** Problem description **
Reproduce all the lines below exactly and omit the images.

** Information shown **

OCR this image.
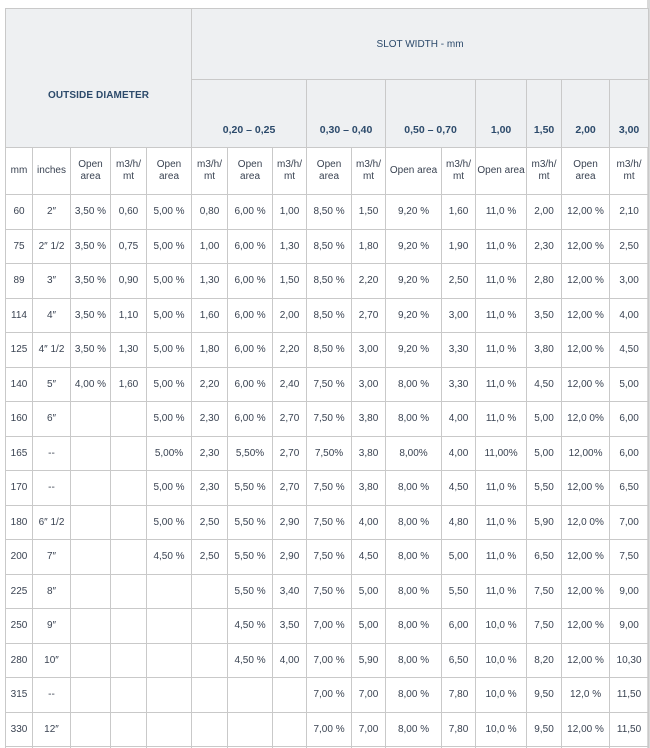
OUTSIDE DIAMETER					SLOT WIDTH - mm										
					0,20 – 0,25			0,30 – 0,40		0,50 – 0,70		1,00	1,50	2,00	3,00
mm	inches	Open area	m3/h/ mt	Open area	m3/h/ mt	Open area	m3/h/ mt	Open area	m3/h/ mt	Open area	m3/h/ mt	Open area	m3/h/ mt	Open area	m3/h/ mt
60	2″	3,50 %	0,60	5,00 %	0,80	6,00 %	1,00	8,50 %	1,50	9,20 %	1,60	11,0 %	2,00	12,00 %	2,10
75	2″ 1/2	3,50 %	0,75	5,00 %	1,00	6,00 %	1,30	8,50 %	1,80	9,20 %	1,90	11,0 %	2,30	12,00 %	2,50
89	3″	3,50 %	0,90	5,00 %	1,30	6,00 %	1,50	8,50 %	2,20	9,20 %	2,50	11,0 %	2,80	12,00 %	3,00
114	4″	3,50 %	1,10	5,00 %	1,60	6,00 %	2,00	8,50 %	2,70	9,20 %	3,00	11,0 %	3,50	12,00 %	4,00
125	4″ 1/2	3,50 %	1,30	5,00 %	1,80	6,00 %	2,20	8,50 %	3,00	9,20 %	3,30	11,0 %	3,80	12,00 %	4,50
140	5″	4,00 %	1,60	5,00 %	2,20	6,00 %	2,40	7,50 %	3,00	8,00 %	3,30	11,0 %	4,50	12,00 %	5,00
160	6″			5,00 %	2,30	6,00 %	2,70	7,50 %	3,80	8,00 %	4,00	11,0 %	5,00	12,0 0%	6,00
165	--			5,00%	2,30	5,50%	2,70	7,50%	3,80	8,00%	4,00	11,00%	5,00	12,00%	6,00
170	--			5,00 %	2,30	5,50 %	2,70	7,50 %	3,80	8,00 %	4,50	11,0 %	5,50	12,00 %	6,50
180	6″ 1/2			5,00 %	2,50	5,50 %	2,90	7,50 %	4,00	8,00 %	4,80	11,0 %	5,90	12,0 0%	7,00
200	7″			4,50 %	2,50	5,50 %	2,90	7,50 %	4,50	8,00 %	5,00	11,0 %	6,50	12,00 %	7,50
225	8″					5,50 %	3,40	7,50 %	5,00	8,00 %	5,50	11,0 %	7,50	12,00 %	9,00
250	9″					4,50 %	3,50	7,00 %	5,00	8,00 %	6,00	10,0 %	7,50	12,00 %	9,00
280	10″					4,50 %	4,00	7,00 %	5,90	8,00 %	6,50	10,0 %	8,20	12,00 %	10,30
315	--							7,00 %	7,00	8,00 %	7,80	10,0 %	9,50	12,0 %	11,50
330	12″							7,00 %	7,00	8,00 %	7,80	10,0 %	9,50	12,00 %	11,50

** Result of this exercise **
OCR this image.
OUTSIDE DIAMETER					SLOT WIDTH - mm										
					0,20 – 0,25			0,30 – 0,40		0,50 – 0,70		1,00	1,50	2,00	3,00
mm	inches	Open area	m3/h/ mt	Open area	m3/h/ mt	Open area	m3/h/ mt	Open area	m3/h/ mt	Open area	m3/h/ mt	Open area	m3/h/ mt	Open area	m3/h/ mt
60	2″	3,50 %	0,60	5,00 %	0,80	6,00 %	1,00	8,50 %	1,50	9,20 %	1,60	11,0 %	2,00	12,00 %	2,10
75	2″ 1/2	3,50 %	0,75	5,00 %	1,00	6,00 %	1,30	8,50 %	1,80	9,20 %	1,90	11,0 %	2,30	12,00 %	2,50
89	3″	3,50 %	0,90	5,00 %	1,30	6,00 %	1,50	8,50 %	2,20	9,20 %	2,50	11,0 %	2,80	12,00 %	3,00
114	4″	3,50 %	1,10	5,00 %	1,60	6,00 %	2,00	8,50 %	2,70	9,20 %	3,00	11,0 %	3,50	12,00 %	4,00
125	4″ 1/2	3,50 %	1,30	5,00 %	1,80	6,00 %	2,20	8,50 %	3,00	9,20 %	3,30	11,0 %	3,80	12,00 %	4,50
140	5″	4,00 %	1,60	5,00 %	2,20	6,00 %	2,40	7,50 %	3,00	8,00 %	3,30	11,0 %	4,50	12,00 %	5,00
160	6″			5,00 %	2,30	6,00 %	2,70	7,50 %	3,80	8,00 %	4,00	11,0 %	5,00	12,0 0%	6,00
165	--			5,00%	2,30	5,50%	2,70	7,50%	3,80	8,00%	4,00	11,00%	5,00	12,00%	6,00
170	--			5,00 %	2,30	5,50 %	2,70	7,50 %	3,80	8,00 %	4,50	11,0 %	5,50	12,00 %	6,50
180	6″ 1/2			5,00 %	2,50	5,50 %	2,90	7,50 %	4,00	8,00 %	4,80	11,0 %	5,90	12,0 0%	7,00
200	7″			4,50 %	2,50	5,50 %	2,90	7,50 %	4,50	8,00 %	5,00	11,0 %	6,50	12,00 %	7,50
225	8″					5,50 %	3,40	7,50 %	5,00	8,00 %	5,50	11,0 %	7,50	12,00 %	9,00
250	9″					4,50 %	3,50	7,00 %	5,00	8,00 %	6,00	10,0 %	7,50	12,00 %	9,00
280	10″					4,50 %	4,00	7,00 %	5,90	8,00 %	6,50	10,0 %	8,20	12,00 %	10,30
315	--							7,00 %	7,00	8,00 %	7,80	10,0 %	9,50	12,0 %	11,50
330	12″							7,00 %	7,00	8,00 %	7,80	10,0 %	9,50	12,00 %	11,50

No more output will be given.